** START OF Input for this task **

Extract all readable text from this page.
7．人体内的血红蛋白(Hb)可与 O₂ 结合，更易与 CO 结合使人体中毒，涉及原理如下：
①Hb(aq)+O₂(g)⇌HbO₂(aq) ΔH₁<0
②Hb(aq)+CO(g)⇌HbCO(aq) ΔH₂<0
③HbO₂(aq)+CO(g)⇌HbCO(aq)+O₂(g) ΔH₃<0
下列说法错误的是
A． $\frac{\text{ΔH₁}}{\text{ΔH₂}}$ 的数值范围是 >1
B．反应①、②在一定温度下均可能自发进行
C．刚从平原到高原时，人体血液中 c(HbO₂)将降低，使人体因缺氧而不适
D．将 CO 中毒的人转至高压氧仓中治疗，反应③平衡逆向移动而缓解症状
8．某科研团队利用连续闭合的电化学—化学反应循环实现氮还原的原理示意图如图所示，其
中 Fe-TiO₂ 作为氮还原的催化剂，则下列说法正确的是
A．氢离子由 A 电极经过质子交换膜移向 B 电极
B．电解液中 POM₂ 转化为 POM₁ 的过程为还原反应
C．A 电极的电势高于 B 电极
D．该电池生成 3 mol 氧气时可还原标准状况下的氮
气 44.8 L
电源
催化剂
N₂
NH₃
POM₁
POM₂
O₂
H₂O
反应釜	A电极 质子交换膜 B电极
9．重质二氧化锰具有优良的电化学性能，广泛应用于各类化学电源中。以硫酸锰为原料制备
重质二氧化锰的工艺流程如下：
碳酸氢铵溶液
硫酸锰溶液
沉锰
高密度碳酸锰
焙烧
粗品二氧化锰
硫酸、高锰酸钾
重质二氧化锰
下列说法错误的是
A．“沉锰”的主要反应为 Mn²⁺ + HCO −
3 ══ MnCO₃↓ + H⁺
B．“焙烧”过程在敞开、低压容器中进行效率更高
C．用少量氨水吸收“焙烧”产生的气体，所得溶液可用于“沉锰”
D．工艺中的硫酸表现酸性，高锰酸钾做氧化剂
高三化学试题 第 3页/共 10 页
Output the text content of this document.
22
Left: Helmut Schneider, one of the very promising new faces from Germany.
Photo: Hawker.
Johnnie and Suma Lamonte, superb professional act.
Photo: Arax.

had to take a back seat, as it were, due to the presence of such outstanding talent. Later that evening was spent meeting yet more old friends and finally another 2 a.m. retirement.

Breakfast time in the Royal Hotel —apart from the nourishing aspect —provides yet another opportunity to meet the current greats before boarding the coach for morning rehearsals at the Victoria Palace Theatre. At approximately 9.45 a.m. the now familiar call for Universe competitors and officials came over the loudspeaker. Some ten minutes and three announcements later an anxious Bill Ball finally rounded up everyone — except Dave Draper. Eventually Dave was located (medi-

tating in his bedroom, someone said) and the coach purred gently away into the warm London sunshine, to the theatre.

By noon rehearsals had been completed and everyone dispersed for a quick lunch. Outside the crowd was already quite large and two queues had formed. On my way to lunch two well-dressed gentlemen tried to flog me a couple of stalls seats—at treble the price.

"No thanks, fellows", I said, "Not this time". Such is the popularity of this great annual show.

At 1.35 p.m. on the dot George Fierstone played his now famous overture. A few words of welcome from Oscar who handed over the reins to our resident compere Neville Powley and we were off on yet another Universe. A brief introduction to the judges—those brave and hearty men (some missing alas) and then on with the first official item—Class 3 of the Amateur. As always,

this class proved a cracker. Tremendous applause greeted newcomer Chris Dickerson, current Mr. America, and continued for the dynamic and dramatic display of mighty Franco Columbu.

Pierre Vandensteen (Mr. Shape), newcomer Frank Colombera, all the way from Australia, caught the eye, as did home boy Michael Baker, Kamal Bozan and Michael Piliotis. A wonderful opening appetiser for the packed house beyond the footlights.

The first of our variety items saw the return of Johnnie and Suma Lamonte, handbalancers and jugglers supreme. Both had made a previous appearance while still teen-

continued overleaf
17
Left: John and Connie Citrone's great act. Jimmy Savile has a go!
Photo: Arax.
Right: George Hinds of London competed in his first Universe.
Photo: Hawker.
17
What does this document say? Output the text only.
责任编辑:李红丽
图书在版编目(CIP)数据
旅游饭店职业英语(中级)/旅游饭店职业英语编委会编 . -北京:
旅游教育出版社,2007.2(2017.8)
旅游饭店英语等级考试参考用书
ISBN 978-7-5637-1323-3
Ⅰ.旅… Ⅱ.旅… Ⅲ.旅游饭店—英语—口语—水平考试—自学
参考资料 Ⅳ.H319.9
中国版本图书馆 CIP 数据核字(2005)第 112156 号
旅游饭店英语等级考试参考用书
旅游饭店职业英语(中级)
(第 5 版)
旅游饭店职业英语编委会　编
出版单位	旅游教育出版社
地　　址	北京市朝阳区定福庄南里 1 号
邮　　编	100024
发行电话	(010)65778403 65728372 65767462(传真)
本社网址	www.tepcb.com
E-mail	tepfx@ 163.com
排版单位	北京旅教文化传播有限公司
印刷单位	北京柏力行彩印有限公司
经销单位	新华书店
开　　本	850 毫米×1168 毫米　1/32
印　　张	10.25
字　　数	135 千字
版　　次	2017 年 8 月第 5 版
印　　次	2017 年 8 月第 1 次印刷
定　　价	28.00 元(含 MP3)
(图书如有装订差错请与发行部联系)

** END OF Input for this task **

What you are asked to do:
In the records above, locate every line with the string "Lamonte" and copy it.

Response to the task:
Johnnie and Suma Lamonte, superb professional act.
The first of our variety items saw the return of Johnnie and Suma Lamonte, handbalancers and jugglers supreme. Both had made a previous appearance while still teen-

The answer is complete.